• **Task statement**
Repeat the entries below exactly as they appear, with no pictures.

• **Task input**
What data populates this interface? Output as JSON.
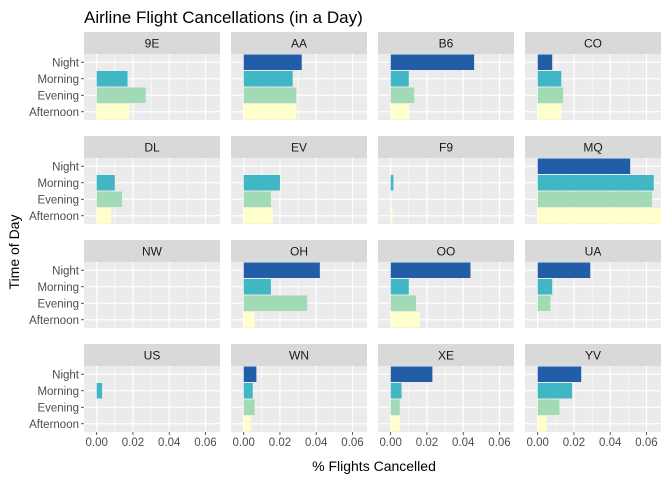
{
  "chart_data": {
    "type": "bar",
    "orientation": "horizontal",
    "title": "Airline Flight Cancellations (in a Day)",
    "xlabel": "% Flights Cancelled",
    "ylabel": "Time of Day",
    "xlim": [
      -0.007,
      0.068
    ],
    "xticks": [
      0.0,
      0.02,
      0.04,
      0.06
    ],
    "xtick_labels": [
      "0.00",
      "0.02",
      "0.04",
      "0.06"
    ],
    "categories": [
      "Night",
      "Morning",
      "Evening",
      "Afternoon"
    ],
    "colors": {
      "Night": "#225ea8",
      "Morning": "#41b6c4",
      "Evening": "#a1dab4",
      "Afternoon": "#ffffcc"
    },
    "panel_bg": "#ebebeb",
    "strip_bg": "#d9d9d9",
    "grid_color": "#ffffff",
    "grid": true,
    "legend": "none",
    "facets": [
      {
        "name": "9E",
        "values": [
          0,
          0.017,
          0.027,
          0.018
        ]
      },
      {
        "name": "AA",
        "values": [
          0.032,
          0.027,
          0.029,
          0.029
        ]
      },
      {
        "name": "B6",
        "values": [
          0.046,
          0.01,
          0.013,
          0.01
        ]
      },
      {
        "name": "CO",
        "values": [
          0.008,
          0.013,
          0.014,
          0.013
        ]
      },
      {
        "name": "DL",
        "values": [
          0,
          0.01,
          0.014,
          0.008
        ]
      },
      {
        "name": "EV",
        "values": [
          0,
          0.02,
          0.015,
          0.016
        ]
      },
      {
        "name": "F9",
        "values": [
          0,
          0.0015,
          0,
          0.001
        ]
      },
      {
        "name": "MQ",
        "values": [
          0.051,
          0.064,
          0.063,
          0.068
        ]
      },
      {
        "name": "NW",
        "values": [
          0,
          0,
          0,
          0
        ]
      },
      {
        "name": "OH",
        "values": [
          0.042,
          0.015,
          0.035,
          0.006
        ]
      },
      {
        "name": "OO",
        "values": [
          0.044,
          0.01,
          0.014,
          0.016
        ]
      },
      {
        "name": "UA",
        "values": [
          0.029,
          0.008,
          0.007,
          0
        ]
      },
      {
        "name": "US",
        "values": [
          0,
          0.003,
          0,
          0
        ]
      },
      {
        "name": "WN",
        "values": [
          0.007,
          0.005,
          0.006,
          0.004
        ]
      },
      {
        "name": "XE",
        "values": [
          0.023,
          0.006,
          0.005,
          0.005
        ]
      },
      {
        "name": "YV",
        "values": [
          0.024,
          0.019,
          0.012,
          0.005
        ]
      }
    ]
  }
}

• **Full answer**
What data populates this interface? Output as JSON.
{
  "chart_data": {
    "type": "bar",
    "orientation": "horizontal",
    "title": "Airline Flight Cancellations (in a Day)",
    "xlabel": "% Flights Cancelled",
    "ylabel": "Time of Day",
    "xlim": [
      -0.007,
      0.068
    ],
    "xticks": [
      0.0,
      0.02,
      0.04,
      0.06
    ],
    "xtick_labels": [
      "0.00",
      "0.02",
      "0.04",
      "0.06"
    ],
    "categories": [
      "Night",
      "Morning",
      "Evening",
      "Afternoon"
    ],
    "colors": {
      "Night": "#225ea8",
      "Morning": "#41b6c4",
      "Evening": "#a1dab4",
      "Afternoon": "#ffffcc"
    },
    "panel_bg": "#ebebeb",
    "strip_bg": "#d9d9d9",
    "grid_color": "#ffffff",
    "grid": true,
    "legend": "none",
    "facets": [
      {
        "name": "9E",
        "values": [
          0,
          0.017,
          0.027,
          0.018
        ]
      },
      {
        "name": "AA",
        "values": [
          0.032,
          0.027,
          0.029,
          0.029
        ]
      },
      {
        "name": "B6",
        "values": [
          0.046,
          0.01,
          0.013,
          0.01
        ]
      },
      {
        "name": "CO",
        "values": [
          0.008,
          0.013,
          0.014,
          0.013
        ]
      },
      {
        "name": "DL",
        "values": [
          0,
          0.01,
          0.014,
          0.008
        ]
      },
      {
        "name": "EV",
        "values": [
          0,
          0.02,
          0.015,
          0.016
        ]
      },
      {
        "name": "F9",
        "values": [
          0,
          0.0015,
          0,
          0.001
        ]
      },
      {
        "name": "MQ",
        "values": [
          0.051,
          0.064,
          0.063,
          0.068
        ]
      },
      {
        "name": "NW",
        "values": [
          0,
          0,
          0,
          0
        ]
      },
      {
        "name": "OH",
        "values": [
          0.042,
          0.015,
          0.035,
          0.006
        ]
      },
      {
        "name": "OO",
        "values": [
          0.044,
          0.01,
          0.014,
          0.016
        ]
      },
      {
        "name": "UA",
        "values": [
          0.029,
          0.008,
          0.007,
          0
        ]
      },
      {
        "name": "US",
        "values": [
          0,
          0.003,
          0,
          0
        ]
      },
      {
        "name": "WN",
        "values": [
          0.007,
          0.005,
          0.006,
          0.004
        ]
      },
      {
        "name": "XE",
        "values": [
          0.023,
          0.006,
          0.005,
          0.005
        ]
      },
      {
        "name": "YV",
        "values": [
          0.024,
          0.019,
          0.012,
          0.005
        ]
      }
    ]
  }
}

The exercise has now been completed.